--- Given records ---

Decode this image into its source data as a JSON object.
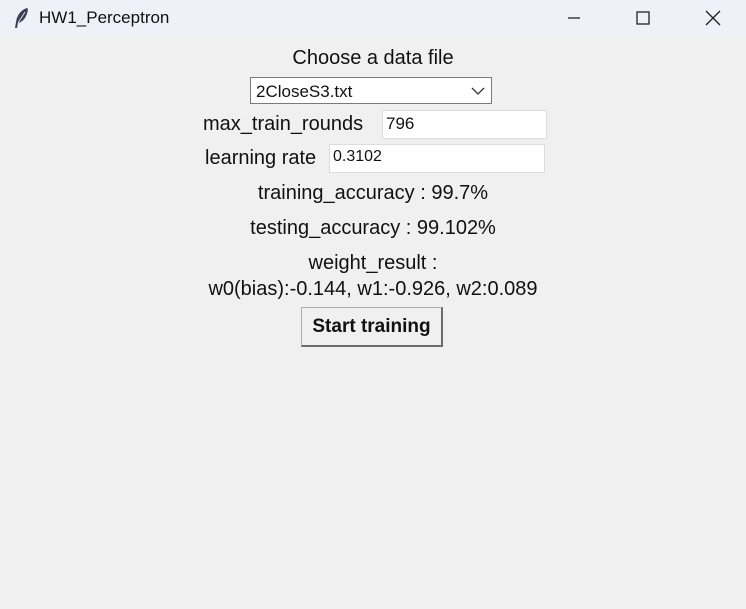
{
  "window": {
    "title": "HW1_Perceptron"
  },
  "form": {
    "choose_label": "Choose a data file",
    "data_file_selected": "2CloseS3.txt",
    "max_rounds_label": "max_train_rounds",
    "max_rounds_value": "796",
    "learning_rate_label": "learning rate",
    "learning_rate_value": "0.3102",
    "training_accuracy": "training_accuracy : 99.7%",
    "testing_accuracy": "testing_accuracy : 99.102%",
    "weight_result_label": "weight_result :",
    "weight_result_value": "w0(bias):-0.144, w1:-0.926, w2:0.089",
    "start_button_label": "Start training"
  }
}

--- Work to complete ---
Return the listing above in full and without alteration, excluding its pictures.

--- Result of the exercise ---
Decode this image into its source data as a JSON object.
{
  "window": {
    "title": "HW1_Perceptron"
  },
  "form": {
    "choose_label": "Choose a data file",
    "data_file_selected": "2CloseS3.txt",
    "max_rounds_label": "max_train_rounds",
    "max_rounds_value": "796",
    "learning_rate_label": "learning rate",
    "learning_rate_value": "0.3102",
    "training_accuracy": "training_accuracy : 99.7%",
    "testing_accuracy": "testing_accuracy : 99.102%",
    "weight_result_label": "weight_result :",
    "weight_result_value": "w0(bias):-0.144, w1:-0.926, w2:0.089",
    "start_button_label": "Start training"
  }
}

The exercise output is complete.